PROBLEM STATEMENT ▸
In full and without alteration, repeat the material.

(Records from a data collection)
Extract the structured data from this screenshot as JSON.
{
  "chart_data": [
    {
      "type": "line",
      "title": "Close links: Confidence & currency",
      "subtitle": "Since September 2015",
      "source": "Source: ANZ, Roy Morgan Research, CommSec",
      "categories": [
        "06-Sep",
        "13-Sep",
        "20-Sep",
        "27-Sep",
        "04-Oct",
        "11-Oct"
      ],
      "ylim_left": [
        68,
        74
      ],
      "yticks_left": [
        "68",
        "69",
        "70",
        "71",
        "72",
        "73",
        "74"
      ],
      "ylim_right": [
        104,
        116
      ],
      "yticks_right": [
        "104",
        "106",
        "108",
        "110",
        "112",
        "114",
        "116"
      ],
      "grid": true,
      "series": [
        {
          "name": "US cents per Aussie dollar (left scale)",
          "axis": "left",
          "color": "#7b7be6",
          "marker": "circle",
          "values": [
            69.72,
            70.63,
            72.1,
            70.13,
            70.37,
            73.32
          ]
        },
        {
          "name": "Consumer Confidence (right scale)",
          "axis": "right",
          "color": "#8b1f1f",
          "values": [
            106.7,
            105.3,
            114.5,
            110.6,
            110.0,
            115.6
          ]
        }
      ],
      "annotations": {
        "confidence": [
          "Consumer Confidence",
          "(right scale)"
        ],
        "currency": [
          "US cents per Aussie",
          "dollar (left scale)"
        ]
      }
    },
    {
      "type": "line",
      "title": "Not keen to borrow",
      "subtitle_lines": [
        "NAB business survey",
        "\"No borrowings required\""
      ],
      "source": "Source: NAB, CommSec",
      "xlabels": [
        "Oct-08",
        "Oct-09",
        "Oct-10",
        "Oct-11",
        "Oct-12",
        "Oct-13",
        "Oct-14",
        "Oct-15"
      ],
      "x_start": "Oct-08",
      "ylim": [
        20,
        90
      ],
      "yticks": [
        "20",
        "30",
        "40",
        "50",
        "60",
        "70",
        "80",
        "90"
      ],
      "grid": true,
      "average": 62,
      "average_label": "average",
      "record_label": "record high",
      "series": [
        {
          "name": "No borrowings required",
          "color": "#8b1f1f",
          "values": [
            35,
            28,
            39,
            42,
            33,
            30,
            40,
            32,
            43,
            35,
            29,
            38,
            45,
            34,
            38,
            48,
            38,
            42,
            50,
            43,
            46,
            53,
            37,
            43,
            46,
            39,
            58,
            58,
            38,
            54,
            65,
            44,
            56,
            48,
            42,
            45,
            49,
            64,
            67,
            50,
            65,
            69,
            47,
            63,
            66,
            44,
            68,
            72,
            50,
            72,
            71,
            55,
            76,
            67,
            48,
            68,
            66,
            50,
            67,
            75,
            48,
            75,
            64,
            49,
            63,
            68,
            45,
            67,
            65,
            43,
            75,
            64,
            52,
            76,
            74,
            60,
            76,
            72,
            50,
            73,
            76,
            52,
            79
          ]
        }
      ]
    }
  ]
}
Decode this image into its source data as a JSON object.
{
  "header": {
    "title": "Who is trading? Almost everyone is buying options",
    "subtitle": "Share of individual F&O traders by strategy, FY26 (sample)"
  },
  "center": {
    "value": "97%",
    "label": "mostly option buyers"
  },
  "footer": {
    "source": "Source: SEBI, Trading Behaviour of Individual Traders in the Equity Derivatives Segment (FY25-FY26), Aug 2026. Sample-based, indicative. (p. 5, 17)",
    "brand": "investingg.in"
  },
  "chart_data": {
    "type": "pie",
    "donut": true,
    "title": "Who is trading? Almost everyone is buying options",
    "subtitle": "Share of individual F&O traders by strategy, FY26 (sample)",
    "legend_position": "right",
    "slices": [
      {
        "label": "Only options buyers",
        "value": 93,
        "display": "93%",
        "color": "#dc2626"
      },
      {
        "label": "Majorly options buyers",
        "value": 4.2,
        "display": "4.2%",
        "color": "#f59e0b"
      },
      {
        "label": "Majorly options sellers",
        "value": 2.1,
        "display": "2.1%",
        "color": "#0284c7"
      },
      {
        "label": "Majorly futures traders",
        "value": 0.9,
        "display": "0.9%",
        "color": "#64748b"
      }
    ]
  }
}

COMPLETED EXERCISE ▸
Extract the structured data from this screenshot as JSON.
{
  "chart_data": [
    {
      "type": "line",
      "title": "Close links: Confidence & currency",
      "subtitle": "Since September 2015",
      "source": "Source: ANZ, Roy Morgan Research, CommSec",
      "categories": [
        "06-Sep",
        "13-Sep",
        "20-Sep",
        "27-Sep",
        "04-Oct",
        "11-Oct"
      ],
      "ylim_left": [
        68,
        74
      ],
      "yticks_left": [
        "68",
        "69",
        "70",
        "71",
        "72",
        "73",
        "74"
      ],
      "ylim_right": [
        104,
        116
      ],
      "yticks_right": [
        "104",
        "106",
        "108",
        "110",
        "112",
        "114",
        "116"
      ],
      "grid": true,
      "series": [
        {
          "name": "US cents per Aussie dollar (left scale)",
          "axis": "left",
          "color": "#7b7be6",
          "marker": "circle",
          "values": [
            69.72,
            70.63,
            72.1,
            70.13,
            70.37,
            73.32
          ]
        },
        {
          "name": "Consumer Confidence (right scale)",
          "axis": "right",
          "color": "#8b1f1f",
          "values": [
            106.7,
            105.3,
            114.5,
            110.6,
            110.0,
            115.6
          ]
        }
      ],
      "annotations": {
        "confidence": [
          "Consumer Confidence",
          "(right scale)"
        ],
        "currency": [
          "US cents per Aussie",
          "dollar (left scale)"
        ]
      }
    },
    {
      "type": "line",
      "title": "Not keen to borrow",
      "subtitle_lines": [
        "NAB business survey",
        "\"No borrowings required\""
      ],
      "source": "Source: NAB, CommSec",
      "xlabels": [
        "Oct-08",
        "Oct-09",
        "Oct-10",
        "Oct-11",
        "Oct-12",
        "Oct-13",
        "Oct-14",
        "Oct-15"
      ],
      "x_start": "Oct-08",
      "ylim": [
        20,
        90
      ],
      "yticks": [
        "20",
        "30",
        "40",
        "50",
        "60",
        "70",
        "80",
        "90"
      ],
      "grid": true,
      "average": 62,
      "average_label": "average",
      "record_label": "record high",
      "series": [
        {
          "name": "No borrowings required",
          "color": "#8b1f1f",
          "values": [
            35,
            28,
            39,
            42,
            33,
            30,
            40,
            32,
            43,
            35,
            29,
            38,
            45,
            34,
            38,
            48,
            38,
            42,
            50,
            43,
            46,
            53,
            37,
            43,
            46,
            39,
            58,
            58,
            38,
            54,
            65,
            44,
            56,
            48,
            42,
            45,
            49,
            64,
            67,
            50,
            65,
            69,
            47,
            63,
            66,
            44,
            68,
            72,
            50,
            72,
            71,
            55,
            76,
            67,
            48,
            68,
            66,
            50,
            67,
            75,
            48,
            75,
            64,
            49,
            63,
            68,
            45,
            67,
            65,
            43,
            75,
            64,
            52,
            76,
            74,
            60,
            76,
            72,
            50,
            73,
            76,
            52,
            79
          ]
        }
      ]
    }
  ]
}
Decode this image into its source data as a JSON object.
{
  "header": {
    "title": "Who is trading? Almost everyone is buying options",
    "subtitle": "Share of individual F&O traders by strategy, FY26 (sample)"
  },
  "center": {
    "value": "97%",
    "label": "mostly option buyers"
  },
  "footer": {
    "source": "Source: SEBI, Trading Behaviour of Individual Traders in the Equity Derivatives Segment (FY25-FY26), Aug 2026. Sample-based, indicative. (p. 5, 17)",
    "brand": "investingg.in"
  },
  "chart_data": {
    "type": "pie",
    "donut": true,
    "title": "Who is trading? Almost everyone is buying options",
    "subtitle": "Share of individual F&O traders by strategy, FY26 (sample)",
    "legend_position": "right",
    "slices": [
      {
        "label": "Only options buyers",
        "value": 93,
        "display": "93%",
        "color": "#dc2626"
      },
      {
        "label": "Majorly options buyers",
        "value": 4.2,
        "display": "4.2%",
        "color": "#f59e0b"
      },
      {
        "label": "Majorly options sellers",
        "value": 2.1,
        "display": "2.1%",
        "color": "#0284c7"
      },
      {
        "label": "Majorly futures traders",
        "value": 0.9,
        "display": "0.9%",
        "color": "#64748b"
      }
    ]
  }
}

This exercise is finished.